Rows from a figure dataset

* * * *

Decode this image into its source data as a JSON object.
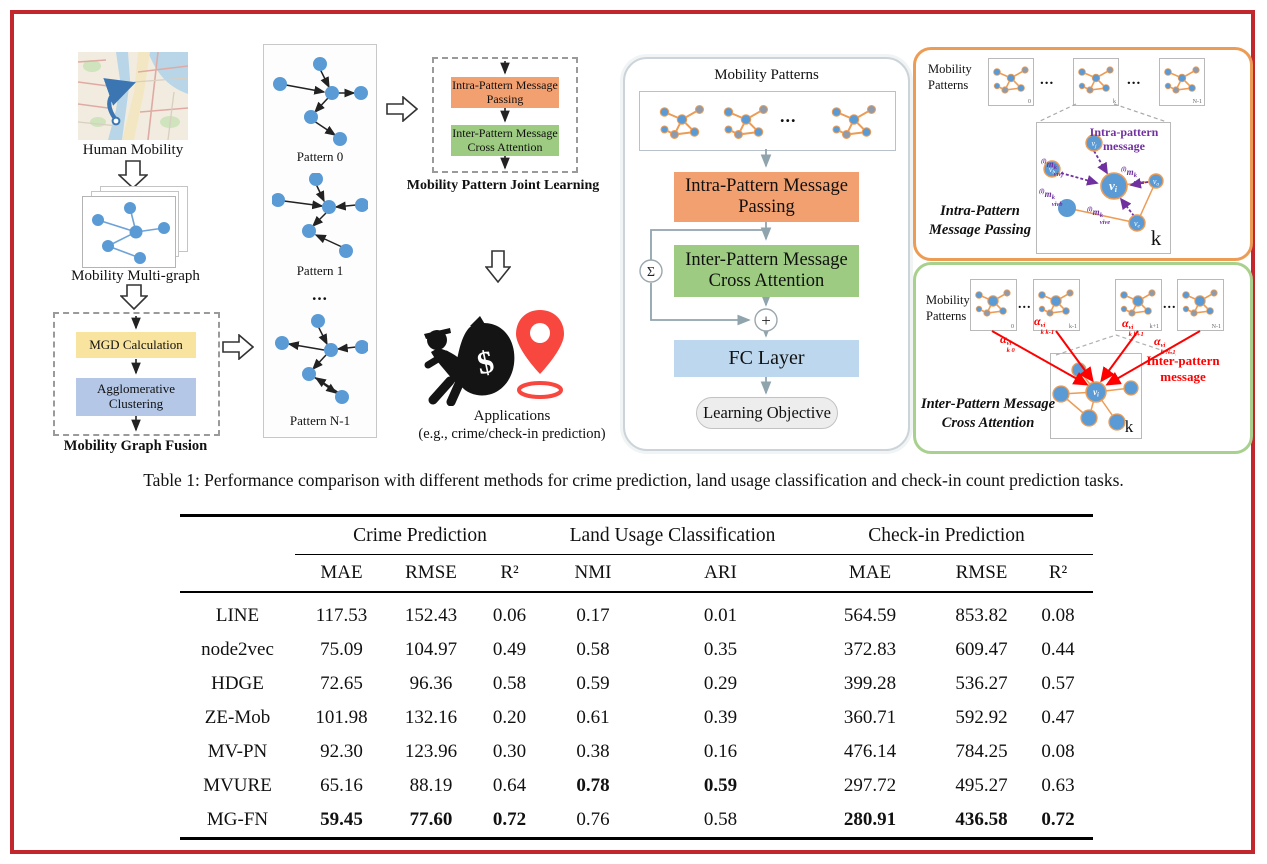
{
  "colors": {
    "frame_red": "#c1272d",
    "node_blue": "#5b9bd5",
    "edge_orange": "#ed9c55",
    "intra_orange": "#f2a06f",
    "inter_green": "#9ccb81",
    "fc_blue": "#bdd7ee",
    "mgd_yellow": "#f8e49e",
    "cluster_blue": "#b4c7e7",
    "purple": "#7030a0",
    "red": "#ff0000"
  },
  "figure": {
    "left": {
      "map_label": "Human Mobility",
      "multigraph_label": "Mobility Multi-graph",
      "mgd_box": "MGD Calculation",
      "cluster_box": "Agglomerative Clustering",
      "fusion_label": "Mobility Graph Fusion"
    },
    "patterns": {
      "p0": "Pattern 0",
      "p1": "Pattern 1",
      "dots": "...",
      "pn": "Pattern N-1"
    },
    "joint": {
      "intra_box": "Intra-Pattern Message Passing",
      "inter_box": "Inter-Pattern Message Cross Attention",
      "label": "Mobility Pattern Joint Learning"
    },
    "apps": {
      "dollar": "$",
      "label": "Applications",
      "sublabel": "(e.g., crime/check-in prediction)"
    },
    "pipeline": {
      "title": "Mobility Patterns",
      "dots": "...",
      "intra_box": "Intra-Pattern Message Passing",
      "inter_box": "Inter-Pattern Message Cross Attention",
      "fc_box": "FC Layer",
      "objective": "Learning Objective",
      "sigma": "Σ",
      "plus": "+"
    },
    "intra_panel": {
      "patterns_label": "Mobility Patterns",
      "dots1": "...",
      "dots2": "...",
      "idx0": "0",
      "idxk": "k",
      "idxn": "N-1",
      "message_label": "Intra-pattern message",
      "title": "Intra-Pattern Message Passing",
      "k": "k",
      "nodes": {
        "vi": {
          "base": "v",
          "sub": "i"
        },
        "vj": {
          "base": "v",
          "sub": "j"
        },
        "vb": {
          "base": "v",
          "sub": "b"
        },
        "va": {
          "base": "v",
          "sub": "a"
        },
        "ve": {
          "base": "v",
          "sub": "e"
        }
      },
      "messages": {
        "mj": {
          "pre": "(l)",
          "base": "m",
          "sup": "k",
          "sub": "vivj"
        },
        "ma": {
          "pre": "(l)",
          "base": "m",
          "sup": "k",
          "sub": "viva"
        },
        "mb": {
          "pre": "(l)",
          "base": "m",
          "sup": "k",
          "sub": "vivb"
        },
        "me": {
          "pre": "(l)",
          "base": "m",
          "sup": "k",
          "sub": "vive"
        }
      }
    },
    "inter_panel": {
      "patterns_label": "Mobility Patterns",
      "dots1": "...",
      "dots2": "...",
      "idx0": "0",
      "idxk1": "k-1",
      "idxk2": "k+1",
      "idxn": "N-1",
      "alphas": {
        "a0": {
          "base": "α",
          "sup": "vi",
          "sub": "k 0"
        },
        "a1": {
          "base": "α",
          "sup": "vi",
          "sub": "k k-1"
        },
        "a2": {
          "base": "α",
          "sup": "vi",
          "sub": "k k+1"
        },
        "a3": {
          "base": "α",
          "sup": "vi",
          "sub": "k N-1"
        }
      },
      "message_label": "Inter-pattern message",
      "title": "Inter-Pattern Message Cross Attention",
      "k": "k",
      "vi": {
        "base": "v",
        "sub": "i"
      }
    }
  },
  "caption": "Table 1: Performance comparison with different methods for crime prediction, land usage classification and check-in count prediction tasks.",
  "table": {
    "groups": [
      {
        "label": "Crime Prediction"
      },
      {
        "label": "Land Usage Classification"
      },
      {
        "label": "Check-in Prediction"
      }
    ],
    "subheaders": [
      "MAE",
      "RMSE",
      "R²",
      "NMI",
      "ARI",
      "MAE",
      "RMSE",
      "R²"
    ],
    "rows": [
      {
        "method": "LINE",
        "values": [
          "117.53",
          "152.43",
          "0.06",
          "0.17",
          "0.01",
          "564.59",
          "853.82",
          "0.08"
        ],
        "bold": [
          0,
          0,
          0,
          0,
          0,
          0,
          0,
          0
        ]
      },
      {
        "method": "node2vec",
        "values": [
          "75.09",
          "104.97",
          "0.49",
          "0.58",
          "0.35",
          "372.83",
          "609.47",
          "0.44"
        ],
        "bold": [
          0,
          0,
          0,
          0,
          0,
          0,
          0,
          0
        ]
      },
      {
        "method": "HDGE",
        "values": [
          "72.65",
          "96.36",
          "0.58",
          "0.59",
          "0.29",
          "399.28",
          "536.27",
          "0.57"
        ],
        "bold": [
          0,
          0,
          0,
          0,
          0,
          0,
          0,
          0
        ]
      },
      {
        "method": "ZE-Mob",
        "values": [
          "101.98",
          "132.16",
          "0.20",
          "0.61",
          "0.39",
          "360.71",
          "592.92",
          "0.47"
        ],
        "bold": [
          0,
          0,
          0,
          0,
          0,
          0,
          0,
          0
        ]
      },
      {
        "method": "MV-PN",
        "values": [
          "92.30",
          "123.96",
          "0.30",
          "0.38",
          "0.16",
          "476.14",
          "784.25",
          "0.08"
        ],
        "bold": [
          0,
          0,
          0,
          0,
          0,
          0,
          0,
          0
        ]
      },
      {
        "method": "MVURE",
        "values": [
          "65.16",
          "88.19",
          "0.64",
          "0.78",
          "0.59",
          "297.72",
          "495.27",
          "0.63"
        ],
        "bold": [
          0,
          0,
          0,
          1,
          1,
          0,
          0,
          0
        ]
      },
      {
        "method": "MG-FN",
        "values": [
          "59.45",
          "77.60",
          "0.72",
          "0.76",
          "0.58",
          "280.91",
          "436.58",
          "0.72"
        ],
        "bold": [
          1,
          1,
          1,
          0,
          0,
          1,
          1,
          1
        ]
      }
    ]
  },
  "chart_data": {
    "type": "table",
    "title": "Performance comparison with different methods",
    "column_groups": [
      "Crime Prediction",
      "Crime Prediction",
      "Crime Prediction",
      "Land Usage Classification",
      "Land Usage Classification",
      "Check-in Prediction",
      "Check-in Prediction",
      "Check-in Prediction"
    ],
    "columns": [
      "MAE",
      "RMSE",
      "R2",
      "NMI",
      "ARI",
      "MAE",
      "RMSE",
      "R2"
    ],
    "methods": [
      "LINE",
      "node2vec",
      "HDGE",
      "ZE-Mob",
      "MV-PN",
      "MVURE",
      "MG-FN"
    ],
    "values": [
      [
        117.53,
        152.43,
        0.06,
        0.17,
        0.01,
        564.59,
        853.82,
        0.08
      ],
      [
        75.09,
        104.97,
        0.49,
        0.58,
        0.35,
        372.83,
        609.47,
        0.44
      ],
      [
        72.65,
        96.36,
        0.58,
        0.59,
        0.29,
        399.28,
        536.27,
        0.57
      ],
      [
        101.98,
        132.16,
        0.2,
        0.61,
        0.39,
        360.71,
        592.92,
        0.47
      ],
      [
        92.3,
        123.96,
        0.3,
        0.38,
        0.16,
        476.14,
        784.25,
        0.08
      ],
      [
        65.16,
        88.19,
        0.64,
        0.78,
        0.59,
        297.72,
        495.27,
        0.63
      ],
      [
        59.45,
        77.6,
        0.72,
        0.76,
        0.58,
        280.91,
        436.58,
        0.72
      ]
    ],
    "bold_best": {
      "MVURE": [
        "NMI",
        "ARI"
      ],
      "MG-FN": [
        "Crime MAE",
        "Crime RMSE",
        "Crime R2",
        "Check-in MAE",
        "Check-in RMSE",
        "Check-in R2"
      ]
    }
  }
}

* * * *

Required work:
Drop the images and quote the entries word for word.

Exercise output:
Decode this image into its source data as a JSON object.
{
  "colors": {
    "frame_red": "#c1272d",
    "node_blue": "#5b9bd5",
    "edge_orange": "#ed9c55",
    "intra_orange": "#f2a06f",
    "inter_green": "#9ccb81",
    "fc_blue": "#bdd7ee",
    "mgd_yellow": "#f8e49e",
    "cluster_blue": "#b4c7e7",
    "purple": "#7030a0",
    "red": "#ff0000"
  },
  "figure": {
    "left": {
      "map_label": "Human Mobility",
      "multigraph_label": "Mobility Multi-graph",
      "mgd_box": "MGD Calculation",
      "cluster_box": "Agglomerative Clustering",
      "fusion_label": "Mobility Graph Fusion"
    },
    "patterns": {
      "p0": "Pattern 0",
      "p1": "Pattern 1",
      "dots": "...",
      "pn": "Pattern N-1"
    },
    "joint": {
      "intra_box": "Intra-Pattern Message Passing",
      "inter_box": "Inter-Pattern Message Cross Attention",
      "label": "Mobility Pattern Joint Learning"
    },
    "apps": {
      "dollar": "$",
      "label": "Applications",
      "sublabel": "(e.g., crime/check-in prediction)"
    },
    "pipeline": {
      "title": "Mobility Patterns",
      "dots": "...",
      "intra_box": "Intra-Pattern Message Passing",
      "inter_box": "Inter-Pattern Message Cross Attention",
      "fc_box": "FC Layer",
      "objective": "Learning Objective",
      "sigma": "Σ",
      "plus": "+"
    },
    "intra_panel": {
      "patterns_label": "Mobility Patterns",
      "dots1": "...",
      "dots2": "...",
      "idx0": "0",
      "idxk": "k",
      "idxn": "N-1",
      "message_label": "Intra-pattern message",
      "title": "Intra-Pattern Message Passing",
      "k": "k",
      "nodes": {
        "vi": {
          "base": "v",
          "sub": "i"
        },
        "vj": {
          "base": "v",
          "sub": "j"
        },
        "vb": {
          "base": "v",
          "sub": "b"
        },
        "va": {
          "base": "v",
          "sub": "a"
        },
        "ve": {
          "base": "v",
          "sub": "e"
        }
      },
      "messages": {
        "mj": {
          "pre": "(l)",
          "base": "m",
          "sup": "k",
          "sub": "vivj"
        },
        "ma": {
          "pre": "(l)",
          "base": "m",
          "sup": "k",
          "sub": "viva"
        },
        "mb": {
          "pre": "(l)",
          "base": "m",
          "sup": "k",
          "sub": "vivb"
        },
        "me": {
          "pre": "(l)",
          "base": "m",
          "sup": "k",
          "sub": "vive"
        }
      }
    },
    "inter_panel": {
      "patterns_label": "Mobility Patterns",
      "dots1": "...",
      "dots2": "...",
      "idx0": "0",
      "idxk1": "k-1",
      "idxk2": "k+1",
      "idxn": "N-1",
      "alphas": {
        "a0": {
          "base": "α",
          "sup": "vi",
          "sub": "k 0"
        },
        "a1": {
          "base": "α",
          "sup": "vi",
          "sub": "k k-1"
        },
        "a2": {
          "base": "α",
          "sup": "vi",
          "sub": "k k+1"
        },
        "a3": {
          "base": "α",
          "sup": "vi",
          "sub": "k N-1"
        }
      },
      "message_label": "Inter-pattern message",
      "title": "Inter-Pattern Message Cross Attention",
      "k": "k",
      "vi": {
        "base": "v",
        "sub": "i"
      }
    }
  },
  "caption": "Table 1: Performance comparison with different methods for crime prediction, land usage classification and check-in count prediction tasks.",
  "table": {
    "groups": [
      {
        "label": "Crime Prediction"
      },
      {
        "label": "Land Usage Classification"
      },
      {
        "label": "Check-in Prediction"
      }
    ],
    "subheaders": [
      "MAE",
      "RMSE",
      "R²",
      "NMI",
      "ARI",
      "MAE",
      "RMSE",
      "R²"
    ],
    "rows": [
      {
        "method": "LINE",
        "values": [
          "117.53",
          "152.43",
          "0.06",
          "0.17",
          "0.01",
          "564.59",
          "853.82",
          "0.08"
        ],
        "bold": [
          0,
          0,
          0,
          0,
          0,
          0,
          0,
          0
        ]
      },
      {
        "method": "node2vec",
        "values": [
          "75.09",
          "104.97",
          "0.49",
          "0.58",
          "0.35",
          "372.83",
          "609.47",
          "0.44"
        ],
        "bold": [
          0,
          0,
          0,
          0,
          0,
          0,
          0,
          0
        ]
      },
      {
        "method": "HDGE",
        "values": [
          "72.65",
          "96.36",
          "0.58",
          "0.59",
          "0.29",
          "399.28",
          "536.27",
          "0.57"
        ],
        "bold": [
          0,
          0,
          0,
          0,
          0,
          0,
          0,
          0
        ]
      },
      {
        "method": "ZE-Mob",
        "values": [
          "101.98",
          "132.16",
          "0.20",
          "0.61",
          "0.39",
          "360.71",
          "592.92",
          "0.47"
        ],
        "bold": [
          0,
          0,
          0,
          0,
          0,
          0,
          0,
          0
        ]
      },
      {
        "method": "MV-PN",
        "values": [
          "92.30",
          "123.96",
          "0.30",
          "0.38",
          "0.16",
          "476.14",
          "784.25",
          "0.08"
        ],
        "bold": [
          0,
          0,
          0,
          0,
          0,
          0,
          0,
          0
        ]
      },
      {
        "method": "MVURE",
        "values": [
          "65.16",
          "88.19",
          "0.64",
          "0.78",
          "0.59",
          "297.72",
          "495.27",
          "0.63"
        ],
        "bold": [
          0,
          0,
          0,
          1,
          1,
          0,
          0,
          0
        ]
      },
      {
        "method": "MG-FN",
        "values": [
          "59.45",
          "77.60",
          "0.72",
          "0.76",
          "0.58",
          "280.91",
          "436.58",
          "0.72"
        ],
        "bold": [
          1,
          1,
          1,
          0,
          0,
          1,
          1,
          1
        ]
      }
    ]
  },
  "chart_data": {
    "type": "table",
    "title": "Performance comparison with different methods",
    "column_groups": [
      "Crime Prediction",
      "Crime Prediction",
      "Crime Prediction",
      "Land Usage Classification",
      "Land Usage Classification",
      "Check-in Prediction",
      "Check-in Prediction",
      "Check-in Prediction"
    ],
    "columns": [
      "MAE",
      "RMSE",
      "R2",
      "NMI",
      "ARI",
      "MAE",
      "RMSE",
      "R2"
    ],
    "methods": [
      "LINE",
      "node2vec",
      "HDGE",
      "ZE-Mob",
      "MV-PN",
      "MVURE",
      "MG-FN"
    ],
    "values": [
      [
        117.53,
        152.43,
        0.06,
        0.17,
        0.01,
        564.59,
        853.82,
        0.08
      ],
      [
        75.09,
        104.97,
        0.49,
        0.58,
        0.35,
        372.83,
        609.47,
        0.44
      ],
      [
        72.65,
        96.36,
        0.58,
        0.59,
        0.29,
        399.28,
        536.27,
        0.57
      ],
      [
        101.98,
        132.16,
        0.2,
        0.61,
        0.39,
        360.71,
        592.92,
        0.47
      ],
      [
        92.3,
        123.96,
        0.3,
        0.38,
        0.16,
        476.14,
        784.25,
        0.08
      ],
      [
        65.16,
        88.19,
        0.64,
        0.78,
        0.59,
        297.72,
        495.27,
        0.63
      ],
      [
        59.45,
        77.6,
        0.72,
        0.76,
        0.58,
        280.91,
        436.58,
        0.72
      ]
    ],
    "bold_best": {
      "MVURE": [
        "NMI",
        "ARI"
      ],
      "MG-FN": [
        "Crime MAE",
        "Crime RMSE",
        "Crime R2",
        "Check-in MAE",
        "Check-in RMSE",
        "Check-in R2"
      ]
    }
  }
}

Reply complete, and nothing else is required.